Problem statement ▸
The data below must be copied in full and without any change.
### Provided records
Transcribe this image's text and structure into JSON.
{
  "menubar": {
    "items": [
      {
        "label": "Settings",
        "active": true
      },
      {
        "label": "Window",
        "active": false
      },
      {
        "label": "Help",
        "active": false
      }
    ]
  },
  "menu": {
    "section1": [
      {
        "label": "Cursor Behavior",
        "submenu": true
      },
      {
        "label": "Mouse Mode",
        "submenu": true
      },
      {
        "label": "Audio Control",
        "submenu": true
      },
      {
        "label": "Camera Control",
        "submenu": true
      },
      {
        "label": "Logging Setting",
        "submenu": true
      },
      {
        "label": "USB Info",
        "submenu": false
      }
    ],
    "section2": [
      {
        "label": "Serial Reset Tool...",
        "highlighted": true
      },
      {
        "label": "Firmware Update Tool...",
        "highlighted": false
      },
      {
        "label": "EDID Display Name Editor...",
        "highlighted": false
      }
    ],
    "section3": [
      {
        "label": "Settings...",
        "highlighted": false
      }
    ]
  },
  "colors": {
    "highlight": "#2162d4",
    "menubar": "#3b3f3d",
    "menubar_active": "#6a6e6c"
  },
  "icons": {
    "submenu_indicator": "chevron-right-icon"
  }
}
######
Solution ▸
Transcribe this image's text and structure into JSON.
{
  "menubar": {
    "items": [
      {
        "label": "Settings",
        "active": true
      },
      {
        "label": "Window",
        "active": false
      },
      {
        "label": "Help",
        "active": false
      }
    ]
  },
  "menu": {
    "section1": [
      {
        "label": "Cursor Behavior",
        "submenu": true
      },
      {
        "label": "Mouse Mode",
        "submenu": true
      },
      {
        "label": "Audio Control",
        "submenu": true
      },
      {
        "label": "Camera Control",
        "submenu": true
      },
      {
        "label": "Logging Setting",
        "submenu": true
      },
      {
        "label": "USB Info",
        "submenu": false
      }
    ],
    "section2": [
      {
        "label": "Serial Reset Tool...",
        "highlighted": true
      },
      {
        "label": "Firmware Update Tool...",
        "highlighted": false
      },
      {
        "label": "EDID Display Name Editor...",
        "highlighted": false
      }
    ],
    "section3": [
      {
        "label": "Settings...",
        "highlighted": false
      }
    ]
  },
  "colors": {
    "highlight": "#2162d4",
    "menubar": "#3b3f3d",
    "menubar_active": "#6a6e6c"
  },
  "icons": {
    "submenu_indicator": "chevron-right-icon"
  }
}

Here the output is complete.